# Task requirements
Report the number of lines that hold the string "Année". Leave out any other text.

# Data for this task
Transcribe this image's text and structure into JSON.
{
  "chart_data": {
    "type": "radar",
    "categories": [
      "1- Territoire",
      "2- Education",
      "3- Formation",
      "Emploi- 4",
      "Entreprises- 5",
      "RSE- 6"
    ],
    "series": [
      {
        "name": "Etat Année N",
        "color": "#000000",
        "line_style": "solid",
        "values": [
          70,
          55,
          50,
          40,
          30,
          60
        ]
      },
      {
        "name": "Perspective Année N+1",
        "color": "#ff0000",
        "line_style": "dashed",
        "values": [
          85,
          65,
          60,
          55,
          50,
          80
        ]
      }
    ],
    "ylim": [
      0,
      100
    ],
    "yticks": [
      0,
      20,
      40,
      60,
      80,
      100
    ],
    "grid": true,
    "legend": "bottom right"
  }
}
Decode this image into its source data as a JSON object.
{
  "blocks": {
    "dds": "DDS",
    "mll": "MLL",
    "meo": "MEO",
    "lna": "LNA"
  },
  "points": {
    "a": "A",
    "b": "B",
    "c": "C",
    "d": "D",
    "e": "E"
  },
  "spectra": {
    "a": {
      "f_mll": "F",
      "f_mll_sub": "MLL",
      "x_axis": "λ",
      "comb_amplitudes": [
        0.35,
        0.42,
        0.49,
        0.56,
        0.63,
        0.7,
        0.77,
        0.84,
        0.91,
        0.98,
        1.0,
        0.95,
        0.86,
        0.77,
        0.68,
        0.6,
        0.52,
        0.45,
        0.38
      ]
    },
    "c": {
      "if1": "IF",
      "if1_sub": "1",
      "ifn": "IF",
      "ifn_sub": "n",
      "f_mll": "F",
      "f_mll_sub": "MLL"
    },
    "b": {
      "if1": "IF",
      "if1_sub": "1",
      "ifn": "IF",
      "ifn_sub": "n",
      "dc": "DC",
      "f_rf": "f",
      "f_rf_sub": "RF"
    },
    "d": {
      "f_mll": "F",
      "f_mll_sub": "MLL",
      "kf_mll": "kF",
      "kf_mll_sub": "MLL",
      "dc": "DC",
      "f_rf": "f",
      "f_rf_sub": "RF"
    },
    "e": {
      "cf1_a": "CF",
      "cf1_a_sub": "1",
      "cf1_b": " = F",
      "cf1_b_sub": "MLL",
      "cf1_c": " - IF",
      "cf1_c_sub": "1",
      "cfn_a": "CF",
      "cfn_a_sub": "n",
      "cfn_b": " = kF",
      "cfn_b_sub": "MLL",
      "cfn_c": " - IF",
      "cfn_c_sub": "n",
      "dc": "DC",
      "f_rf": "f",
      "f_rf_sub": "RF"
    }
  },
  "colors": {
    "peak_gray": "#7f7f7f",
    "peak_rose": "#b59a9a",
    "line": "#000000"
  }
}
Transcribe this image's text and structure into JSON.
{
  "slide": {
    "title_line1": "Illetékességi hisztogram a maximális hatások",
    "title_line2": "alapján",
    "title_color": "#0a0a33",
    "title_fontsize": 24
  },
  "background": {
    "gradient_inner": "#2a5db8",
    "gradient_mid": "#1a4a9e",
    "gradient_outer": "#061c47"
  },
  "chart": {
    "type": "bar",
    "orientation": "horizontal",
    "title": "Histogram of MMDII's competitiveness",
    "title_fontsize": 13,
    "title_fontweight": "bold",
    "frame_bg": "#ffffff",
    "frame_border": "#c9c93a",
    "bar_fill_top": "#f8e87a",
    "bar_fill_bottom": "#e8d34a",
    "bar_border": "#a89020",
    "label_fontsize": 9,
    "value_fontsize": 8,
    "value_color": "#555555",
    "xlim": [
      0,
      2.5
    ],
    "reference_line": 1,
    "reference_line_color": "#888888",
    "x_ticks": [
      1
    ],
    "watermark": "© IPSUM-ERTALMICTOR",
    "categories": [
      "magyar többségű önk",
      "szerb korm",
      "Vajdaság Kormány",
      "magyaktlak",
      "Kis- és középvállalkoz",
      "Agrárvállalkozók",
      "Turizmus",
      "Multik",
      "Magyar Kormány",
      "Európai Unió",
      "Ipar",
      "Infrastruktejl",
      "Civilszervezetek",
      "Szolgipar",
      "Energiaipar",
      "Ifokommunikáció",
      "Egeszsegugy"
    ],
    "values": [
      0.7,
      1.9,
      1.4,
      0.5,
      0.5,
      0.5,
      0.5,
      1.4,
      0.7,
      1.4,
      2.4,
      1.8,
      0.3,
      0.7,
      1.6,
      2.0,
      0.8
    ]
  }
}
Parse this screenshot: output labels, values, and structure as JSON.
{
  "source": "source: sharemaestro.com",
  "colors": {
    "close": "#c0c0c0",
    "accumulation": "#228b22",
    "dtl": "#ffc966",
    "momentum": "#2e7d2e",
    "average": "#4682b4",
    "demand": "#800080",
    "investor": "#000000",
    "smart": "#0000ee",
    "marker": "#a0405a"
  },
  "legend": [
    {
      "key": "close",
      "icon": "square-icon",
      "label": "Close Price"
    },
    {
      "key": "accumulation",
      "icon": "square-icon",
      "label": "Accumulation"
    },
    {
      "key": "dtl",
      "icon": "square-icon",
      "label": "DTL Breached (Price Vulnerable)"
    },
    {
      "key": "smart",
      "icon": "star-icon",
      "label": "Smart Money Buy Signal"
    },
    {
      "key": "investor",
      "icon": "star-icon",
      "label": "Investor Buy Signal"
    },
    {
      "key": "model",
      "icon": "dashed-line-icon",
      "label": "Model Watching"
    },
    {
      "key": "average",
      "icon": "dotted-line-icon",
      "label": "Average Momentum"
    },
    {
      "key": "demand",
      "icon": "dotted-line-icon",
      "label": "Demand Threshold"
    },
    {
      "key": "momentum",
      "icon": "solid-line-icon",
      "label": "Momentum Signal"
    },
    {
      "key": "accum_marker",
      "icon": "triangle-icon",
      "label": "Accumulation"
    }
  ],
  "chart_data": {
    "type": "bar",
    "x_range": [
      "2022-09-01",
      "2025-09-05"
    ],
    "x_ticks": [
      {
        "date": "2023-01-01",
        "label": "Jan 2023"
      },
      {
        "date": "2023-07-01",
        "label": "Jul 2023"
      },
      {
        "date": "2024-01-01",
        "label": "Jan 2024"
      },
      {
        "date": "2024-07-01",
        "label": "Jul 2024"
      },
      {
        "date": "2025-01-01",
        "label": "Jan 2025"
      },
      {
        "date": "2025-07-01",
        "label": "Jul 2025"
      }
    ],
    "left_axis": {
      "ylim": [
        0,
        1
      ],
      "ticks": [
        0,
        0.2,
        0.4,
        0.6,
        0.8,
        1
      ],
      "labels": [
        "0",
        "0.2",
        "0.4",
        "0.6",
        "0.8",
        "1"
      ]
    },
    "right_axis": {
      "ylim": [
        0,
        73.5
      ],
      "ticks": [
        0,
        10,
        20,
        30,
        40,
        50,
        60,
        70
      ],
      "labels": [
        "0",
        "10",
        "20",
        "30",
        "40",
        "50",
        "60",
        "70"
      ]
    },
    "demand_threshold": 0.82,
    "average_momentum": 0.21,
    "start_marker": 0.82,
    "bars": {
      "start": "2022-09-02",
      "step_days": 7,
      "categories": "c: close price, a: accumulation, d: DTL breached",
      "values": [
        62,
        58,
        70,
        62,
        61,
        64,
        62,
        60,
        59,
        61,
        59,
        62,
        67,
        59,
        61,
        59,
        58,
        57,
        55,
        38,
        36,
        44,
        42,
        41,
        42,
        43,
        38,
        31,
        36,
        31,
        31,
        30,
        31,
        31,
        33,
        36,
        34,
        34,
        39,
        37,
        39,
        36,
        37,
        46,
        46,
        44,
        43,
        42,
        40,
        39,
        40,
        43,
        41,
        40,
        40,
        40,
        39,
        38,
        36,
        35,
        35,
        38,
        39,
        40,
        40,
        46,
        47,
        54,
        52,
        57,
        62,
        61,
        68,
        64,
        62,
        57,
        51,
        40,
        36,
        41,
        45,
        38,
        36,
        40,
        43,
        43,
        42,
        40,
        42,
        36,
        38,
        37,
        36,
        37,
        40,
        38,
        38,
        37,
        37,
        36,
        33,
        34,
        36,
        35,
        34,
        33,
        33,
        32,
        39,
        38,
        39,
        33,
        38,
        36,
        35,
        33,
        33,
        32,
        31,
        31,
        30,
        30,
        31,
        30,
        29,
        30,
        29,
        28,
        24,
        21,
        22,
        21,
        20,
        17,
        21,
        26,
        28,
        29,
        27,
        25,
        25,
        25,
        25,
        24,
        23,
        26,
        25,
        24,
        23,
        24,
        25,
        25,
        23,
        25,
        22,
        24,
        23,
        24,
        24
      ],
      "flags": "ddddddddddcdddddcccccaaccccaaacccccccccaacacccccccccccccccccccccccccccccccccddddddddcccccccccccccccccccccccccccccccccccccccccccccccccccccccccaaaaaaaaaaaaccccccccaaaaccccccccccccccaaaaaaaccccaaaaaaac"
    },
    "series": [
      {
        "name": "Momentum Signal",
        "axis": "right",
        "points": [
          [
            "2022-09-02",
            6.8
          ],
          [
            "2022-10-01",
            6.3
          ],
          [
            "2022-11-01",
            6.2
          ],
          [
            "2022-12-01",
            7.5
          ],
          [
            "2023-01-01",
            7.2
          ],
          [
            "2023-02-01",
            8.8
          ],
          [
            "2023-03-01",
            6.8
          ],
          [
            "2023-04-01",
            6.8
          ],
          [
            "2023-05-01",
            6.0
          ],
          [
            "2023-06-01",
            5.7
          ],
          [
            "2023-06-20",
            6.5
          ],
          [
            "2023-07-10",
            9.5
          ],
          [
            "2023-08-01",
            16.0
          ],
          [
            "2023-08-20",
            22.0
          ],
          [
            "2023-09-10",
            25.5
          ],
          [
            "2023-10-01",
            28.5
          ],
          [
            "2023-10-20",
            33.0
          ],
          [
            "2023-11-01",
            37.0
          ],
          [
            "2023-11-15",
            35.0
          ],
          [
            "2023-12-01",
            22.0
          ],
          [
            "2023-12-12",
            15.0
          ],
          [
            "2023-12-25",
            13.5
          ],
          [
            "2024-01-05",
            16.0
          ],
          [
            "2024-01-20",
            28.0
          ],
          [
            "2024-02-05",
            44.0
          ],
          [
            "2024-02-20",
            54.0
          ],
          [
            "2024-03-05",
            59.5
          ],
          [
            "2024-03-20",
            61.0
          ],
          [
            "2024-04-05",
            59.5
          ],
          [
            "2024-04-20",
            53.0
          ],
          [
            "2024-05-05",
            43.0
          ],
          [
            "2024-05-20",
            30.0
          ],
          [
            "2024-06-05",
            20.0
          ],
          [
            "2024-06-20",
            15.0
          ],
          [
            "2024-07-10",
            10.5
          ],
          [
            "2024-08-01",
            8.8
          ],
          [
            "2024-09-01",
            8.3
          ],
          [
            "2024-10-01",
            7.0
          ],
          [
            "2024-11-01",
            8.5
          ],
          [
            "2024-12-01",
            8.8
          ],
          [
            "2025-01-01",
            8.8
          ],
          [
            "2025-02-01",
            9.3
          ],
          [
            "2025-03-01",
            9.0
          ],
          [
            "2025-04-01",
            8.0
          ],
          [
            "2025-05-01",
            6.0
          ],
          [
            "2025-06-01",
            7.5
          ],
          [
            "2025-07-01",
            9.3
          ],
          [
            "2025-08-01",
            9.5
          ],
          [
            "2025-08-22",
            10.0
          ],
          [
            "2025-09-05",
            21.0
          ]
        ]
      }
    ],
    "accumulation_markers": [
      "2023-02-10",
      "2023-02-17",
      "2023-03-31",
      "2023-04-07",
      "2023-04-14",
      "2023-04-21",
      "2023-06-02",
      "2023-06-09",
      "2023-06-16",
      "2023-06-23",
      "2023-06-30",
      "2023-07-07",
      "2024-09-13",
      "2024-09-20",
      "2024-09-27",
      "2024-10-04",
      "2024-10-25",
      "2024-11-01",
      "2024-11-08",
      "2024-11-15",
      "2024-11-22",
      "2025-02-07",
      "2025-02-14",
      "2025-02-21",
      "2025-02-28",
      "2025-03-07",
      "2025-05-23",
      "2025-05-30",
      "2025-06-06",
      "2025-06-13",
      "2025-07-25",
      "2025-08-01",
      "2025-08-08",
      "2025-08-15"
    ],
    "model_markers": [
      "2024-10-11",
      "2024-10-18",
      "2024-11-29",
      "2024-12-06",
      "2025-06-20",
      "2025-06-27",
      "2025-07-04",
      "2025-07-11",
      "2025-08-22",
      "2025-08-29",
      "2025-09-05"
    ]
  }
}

# Exercise response
2